**TASK INPUT**

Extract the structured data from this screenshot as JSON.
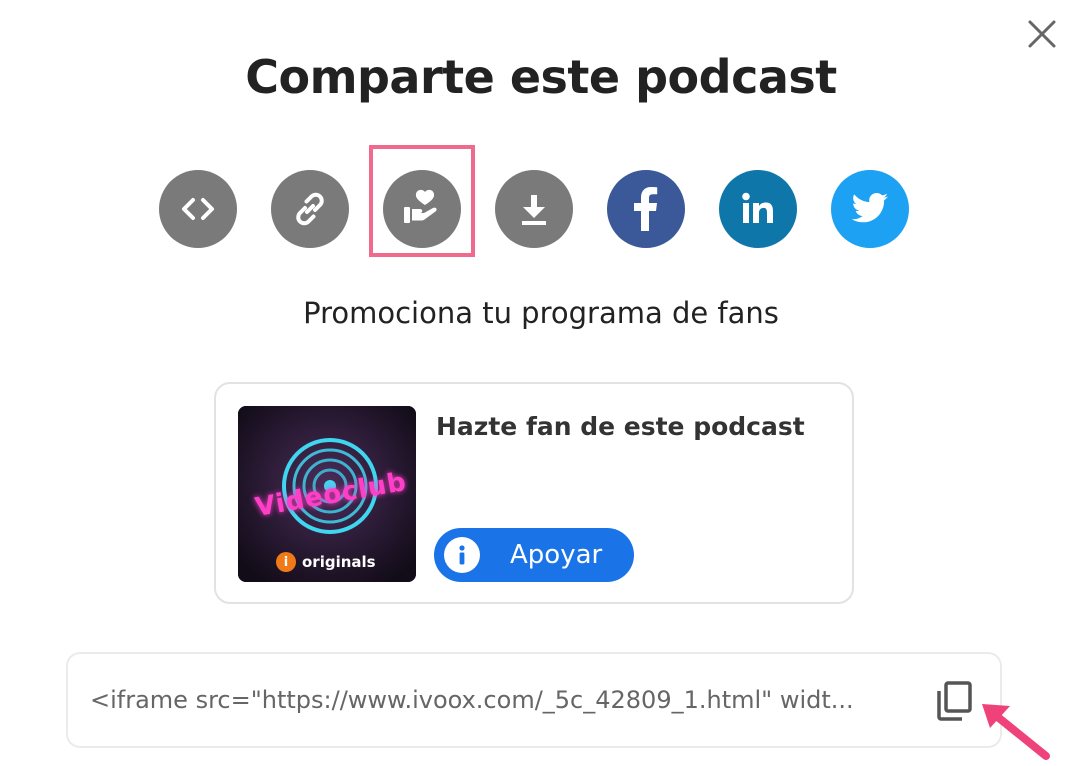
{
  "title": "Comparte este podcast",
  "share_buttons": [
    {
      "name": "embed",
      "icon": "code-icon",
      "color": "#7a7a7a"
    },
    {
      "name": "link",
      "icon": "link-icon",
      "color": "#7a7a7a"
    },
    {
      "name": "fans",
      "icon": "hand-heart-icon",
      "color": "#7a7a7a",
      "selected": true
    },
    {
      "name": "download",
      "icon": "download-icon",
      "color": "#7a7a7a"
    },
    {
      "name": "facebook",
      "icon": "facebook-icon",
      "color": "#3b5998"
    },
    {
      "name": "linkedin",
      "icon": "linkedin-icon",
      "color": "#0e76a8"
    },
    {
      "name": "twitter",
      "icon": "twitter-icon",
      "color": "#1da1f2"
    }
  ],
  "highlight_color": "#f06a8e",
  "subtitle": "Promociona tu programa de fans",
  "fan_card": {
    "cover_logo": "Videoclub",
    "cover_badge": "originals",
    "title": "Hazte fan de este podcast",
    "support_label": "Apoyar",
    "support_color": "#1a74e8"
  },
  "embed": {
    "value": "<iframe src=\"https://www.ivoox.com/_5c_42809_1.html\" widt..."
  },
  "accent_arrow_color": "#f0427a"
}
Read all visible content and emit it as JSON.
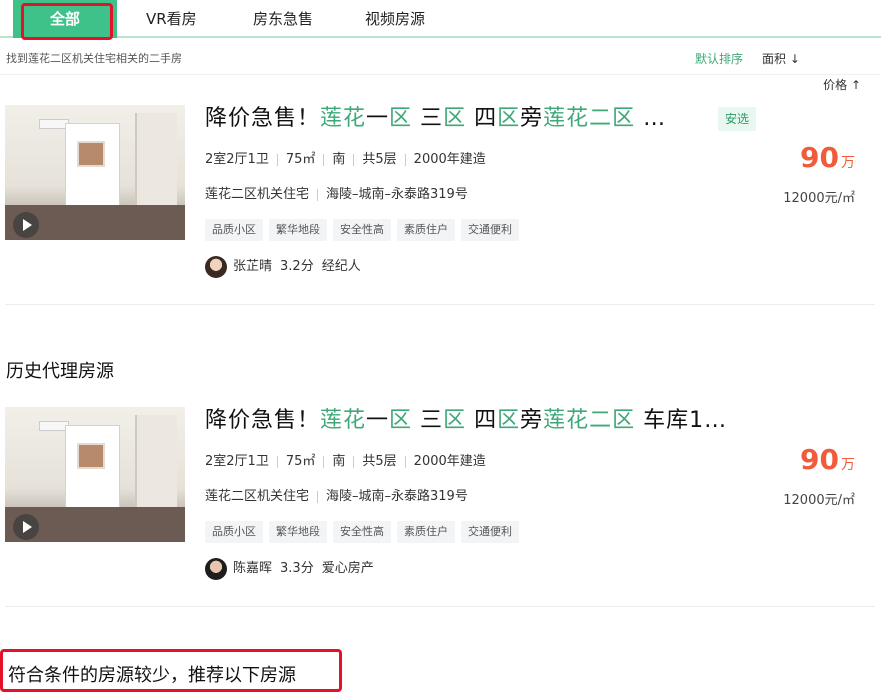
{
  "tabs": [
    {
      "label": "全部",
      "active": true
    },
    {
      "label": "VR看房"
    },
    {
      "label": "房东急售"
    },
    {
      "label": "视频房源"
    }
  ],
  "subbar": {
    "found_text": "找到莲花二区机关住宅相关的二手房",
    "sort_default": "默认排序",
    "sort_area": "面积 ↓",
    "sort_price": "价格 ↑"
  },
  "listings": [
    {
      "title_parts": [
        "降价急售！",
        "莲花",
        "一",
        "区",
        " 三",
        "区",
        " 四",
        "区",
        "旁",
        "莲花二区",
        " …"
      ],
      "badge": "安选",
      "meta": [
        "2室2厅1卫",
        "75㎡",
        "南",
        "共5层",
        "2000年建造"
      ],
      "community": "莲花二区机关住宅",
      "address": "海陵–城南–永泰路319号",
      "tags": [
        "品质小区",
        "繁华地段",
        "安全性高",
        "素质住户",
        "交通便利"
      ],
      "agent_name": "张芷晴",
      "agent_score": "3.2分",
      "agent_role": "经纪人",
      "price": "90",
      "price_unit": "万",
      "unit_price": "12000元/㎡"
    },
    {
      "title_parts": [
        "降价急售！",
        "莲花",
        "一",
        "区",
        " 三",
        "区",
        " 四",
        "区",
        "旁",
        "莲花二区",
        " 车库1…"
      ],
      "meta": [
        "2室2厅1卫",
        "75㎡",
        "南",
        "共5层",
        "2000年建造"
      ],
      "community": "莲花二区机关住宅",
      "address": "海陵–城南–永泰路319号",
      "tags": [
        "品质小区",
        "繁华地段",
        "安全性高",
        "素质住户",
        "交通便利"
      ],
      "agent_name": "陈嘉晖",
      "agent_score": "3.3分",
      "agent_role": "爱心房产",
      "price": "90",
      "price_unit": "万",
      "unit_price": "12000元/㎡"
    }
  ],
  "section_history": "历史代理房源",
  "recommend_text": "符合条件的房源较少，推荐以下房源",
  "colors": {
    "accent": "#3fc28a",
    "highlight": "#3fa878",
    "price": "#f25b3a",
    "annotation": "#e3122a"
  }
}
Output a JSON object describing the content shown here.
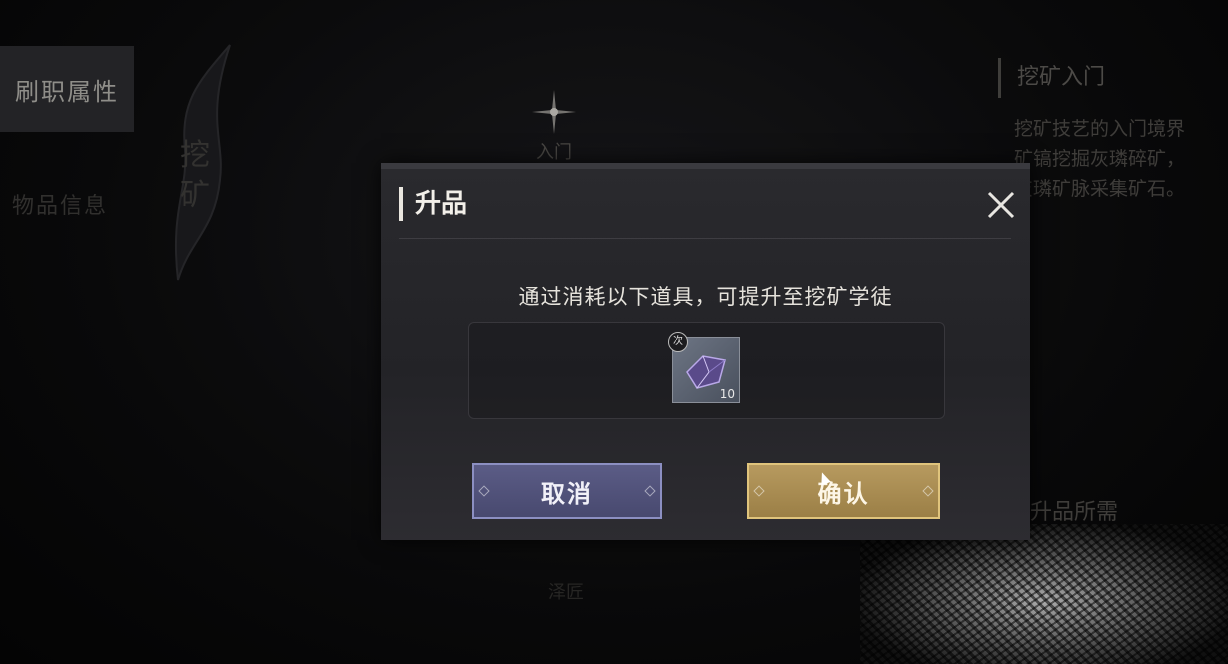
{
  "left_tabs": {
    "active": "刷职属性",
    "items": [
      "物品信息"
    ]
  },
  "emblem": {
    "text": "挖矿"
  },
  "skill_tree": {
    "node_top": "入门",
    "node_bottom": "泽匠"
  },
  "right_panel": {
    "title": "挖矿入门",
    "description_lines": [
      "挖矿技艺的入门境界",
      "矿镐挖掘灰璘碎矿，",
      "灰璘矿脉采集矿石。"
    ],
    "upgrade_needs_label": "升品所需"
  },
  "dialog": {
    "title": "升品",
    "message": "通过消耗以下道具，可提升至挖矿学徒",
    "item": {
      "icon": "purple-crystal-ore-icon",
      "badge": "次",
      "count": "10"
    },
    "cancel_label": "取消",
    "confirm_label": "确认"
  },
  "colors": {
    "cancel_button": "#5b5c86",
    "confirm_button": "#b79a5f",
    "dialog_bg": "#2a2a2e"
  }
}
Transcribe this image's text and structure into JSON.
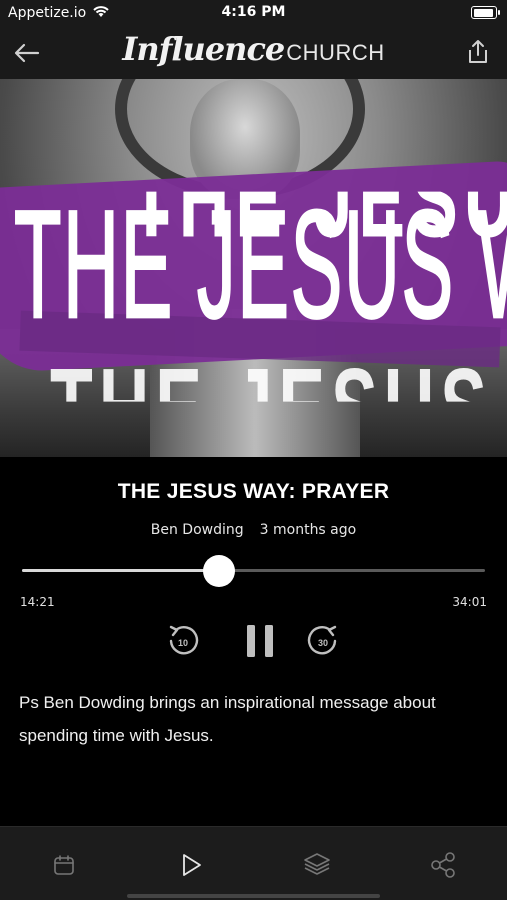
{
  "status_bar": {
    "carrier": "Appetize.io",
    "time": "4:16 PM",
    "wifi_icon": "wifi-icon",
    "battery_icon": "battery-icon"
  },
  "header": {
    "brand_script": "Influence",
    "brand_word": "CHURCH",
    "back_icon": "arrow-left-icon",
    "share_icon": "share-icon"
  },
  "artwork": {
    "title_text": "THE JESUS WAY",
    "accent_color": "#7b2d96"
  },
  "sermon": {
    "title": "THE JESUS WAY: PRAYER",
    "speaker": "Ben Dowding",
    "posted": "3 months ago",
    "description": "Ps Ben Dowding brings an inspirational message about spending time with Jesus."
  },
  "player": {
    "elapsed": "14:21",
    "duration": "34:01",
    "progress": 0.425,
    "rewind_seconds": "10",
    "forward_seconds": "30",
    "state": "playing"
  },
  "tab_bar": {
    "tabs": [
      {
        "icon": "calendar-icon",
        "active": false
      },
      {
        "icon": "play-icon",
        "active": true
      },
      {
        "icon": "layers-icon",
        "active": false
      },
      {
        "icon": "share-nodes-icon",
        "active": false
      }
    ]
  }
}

**WHAT YOU NEED TO DO**
Using the records given above, list every line that includes the word "content".

**WORKED ANSWER**
Read all visible content and emit it as JSON.
Output a JSON object describing the content shown here.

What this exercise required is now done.